Exercise details:
Copy out, from the entries below, each line holding the string "Harness".

* * * * * * *

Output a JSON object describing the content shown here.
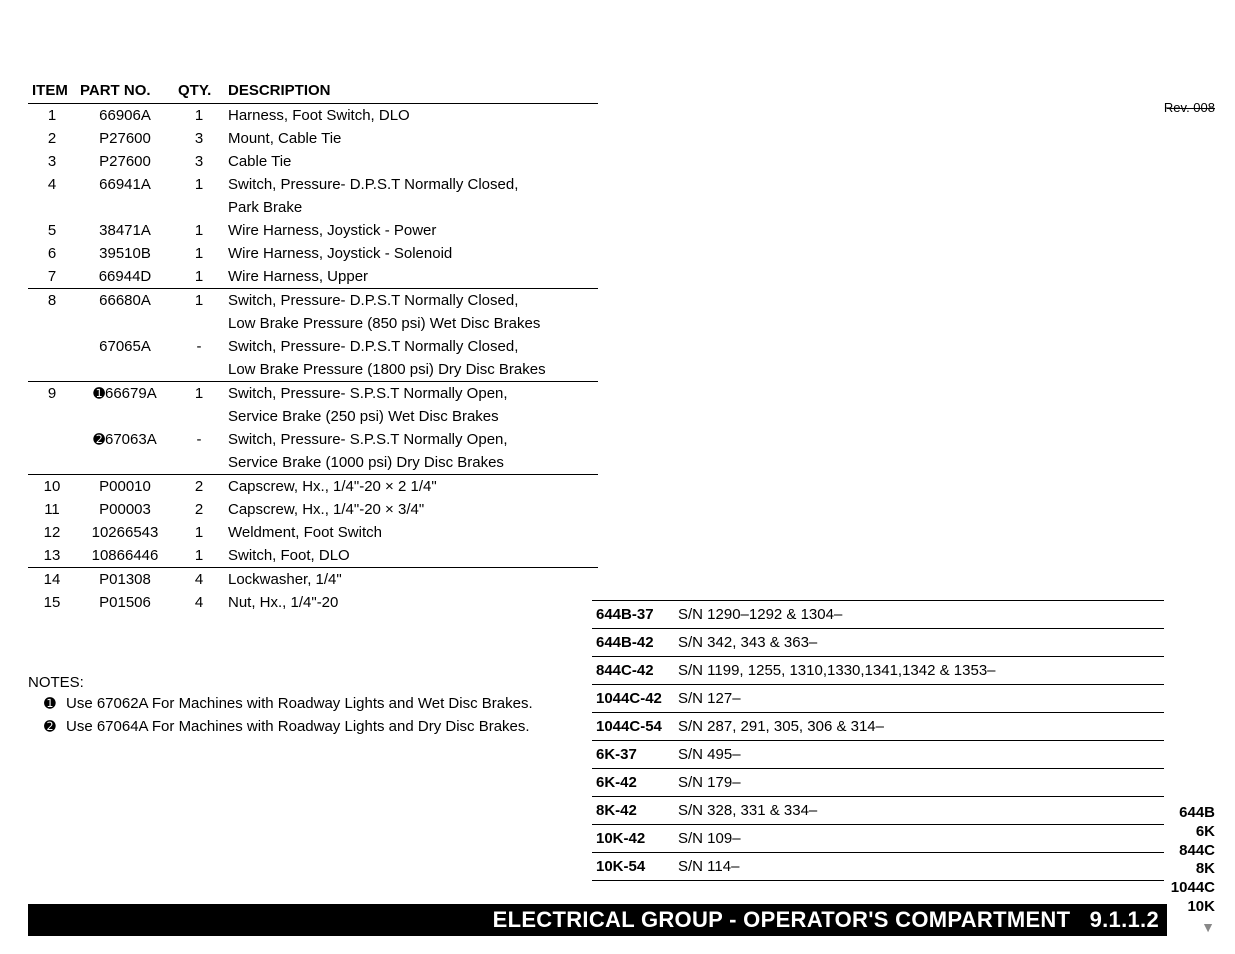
{
  "headers": {
    "item": "ITEM",
    "partno": "PART NO.",
    "qty": "QTY.",
    "description": "DESCRIPTION"
  },
  "revision": "Rev. 008",
  "rows": [
    {
      "item": "1",
      "partno": "66906A",
      "qty": "1",
      "desc": "Harness, Foot Switch, DLO",
      "border": false
    },
    {
      "item": "2",
      "partno": "P27600",
      "qty": "3",
      "desc": "Mount, Cable Tie",
      "border": false
    },
    {
      "item": "3",
      "partno": "P27600",
      "qty": "3",
      "desc": "Cable Tie",
      "border": false
    },
    {
      "item": "4",
      "partno": "66941A",
      "qty": "1",
      "desc": "Switch, Pressure- D.P.S.T Normally Closed,",
      "border": false
    },
    {
      "item": "",
      "partno": "",
      "qty": "",
      "desc": "Park Brake",
      "border": false
    },
    {
      "item": "5",
      "partno": "38471A",
      "qty": "1",
      "desc": "Wire Harness, Joystick - Power",
      "border": false
    },
    {
      "item": "6",
      "partno": "39510B",
      "qty": "1",
      "desc": "Wire Harness, Joystick - Solenoid",
      "border": false
    },
    {
      "item": "7",
      "partno": "66944D",
      "qty": "1",
      "desc": "Wire Harness, Upper",
      "border": false
    },
    {
      "item": "8",
      "partno": "66680A",
      "qty": "1",
      "desc": "Switch, Pressure- D.P.S.T Normally Closed,",
      "border": true
    },
    {
      "item": "",
      "partno": "",
      "qty": "",
      "desc": "Low Brake Pressure (850 psi) Wet Disc Brakes",
      "border": false
    },
    {
      "item": "",
      "partno": "67065A",
      "qty": "-",
      "desc": "Switch, Pressure- D.P.S.T Normally Closed,",
      "border": false
    },
    {
      "item": "",
      "partno": "",
      "qty": "",
      "desc": "Low Brake Pressure (1800 psi) Dry Disc Brakes",
      "border": false
    },
    {
      "item": "9",
      "partno_prefix": "➊",
      "partno": "66679A",
      "qty": "1",
      "desc": "Switch, Pressure- S.P.S.T Normally Open,",
      "border": true
    },
    {
      "item": "",
      "partno": "",
      "qty": "",
      "desc": "Service Brake (250 psi) Wet Disc Brakes",
      "border": false
    },
    {
      "item": "",
      "partno_prefix": "➋",
      "partno": "67063A",
      "qty": "-",
      "desc": "Switch, Pressure- S.P.S.T Normally Open,",
      "border": false
    },
    {
      "item": "",
      "partno": "",
      "qty": "",
      "desc": "Service Brake (1000 psi) Dry Disc Brakes",
      "border": false
    },
    {
      "item": "10",
      "partno": "P00010",
      "qty": "2",
      "desc": "Capscrew, Hx., 1/4\"-20 × 2 1/4\"",
      "border": true
    },
    {
      "item": "11",
      "partno": "P00003",
      "qty": "2",
      "desc": "Capscrew, Hx., 1/4\"-20 × 3/4\"",
      "border": false
    },
    {
      "item": "12",
      "partno": "10266543",
      "qty": "1",
      "desc": "Weldment, Foot Switch",
      "border": false
    },
    {
      "item": "13",
      "partno": "10866446",
      "qty": "1",
      "desc": "Switch, Foot, DLO",
      "border": false
    },
    {
      "item": "14",
      "partno": "P01308",
      "qty": "4",
      "desc": "Lockwasher, 1/4\"",
      "border": true
    },
    {
      "item": "15",
      "partno": "P01506",
      "qty": "4",
      "desc": "Nut, Hx., 1/4\"-20",
      "border": false
    }
  ],
  "notes": {
    "heading": "NOTES:",
    "items": [
      {
        "sym": "➊",
        "text": "Use 67062A For Machines with Roadway Lights and Wet Disc Brakes."
      },
      {
        "sym": "➋",
        "text": "Use 67064A For Machines with Roadway Lights and Dry Disc Brakes."
      }
    ]
  },
  "serial_numbers": [
    {
      "model": "644B-37",
      "text": "S/N 1290–1292 & 1304–"
    },
    {
      "model": "644B-42",
      "text": "S/N 342, 343 & 363–"
    },
    {
      "model": "844C-42",
      "text": "S/N 1199, 1255, 1310,1330,1341,1342 & 1353–"
    },
    {
      "model": "1044C-42",
      "text": "S/N 127–"
    },
    {
      "model": "1044C-54",
      "text": "S/N 287, 291, 305, 306 & 314–"
    },
    {
      "model": "6K-37",
      "text": "S/N 495–"
    },
    {
      "model": "6K-42",
      "text": "S/N 179–"
    },
    {
      "model": "8K-42",
      "text": "S/N 328, 331 & 334–"
    },
    {
      "model": "10K-42",
      "text": "S/N 109–"
    },
    {
      "model": "10K-54",
      "text": "S/N 114–"
    }
  ],
  "footer": {
    "title": "ELECTRICAL GROUP - OPERATOR'S COMPARTMENT",
    "section": "9.1.1.2"
  },
  "right_models": [
    "644B",
    "6K",
    "844C",
    "8K",
    "1044C",
    "10K"
  ],
  "arrow": "▼"
}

* * * * * * *

Answer to the exercise:
      "desc": "Harness, Foot Switch, DLO",
      "desc": "Wire Harness, Joystick - Power",
      "desc": "Wire Harness, Joystick - Solenoid",
      "desc": "Wire Harness, Upper",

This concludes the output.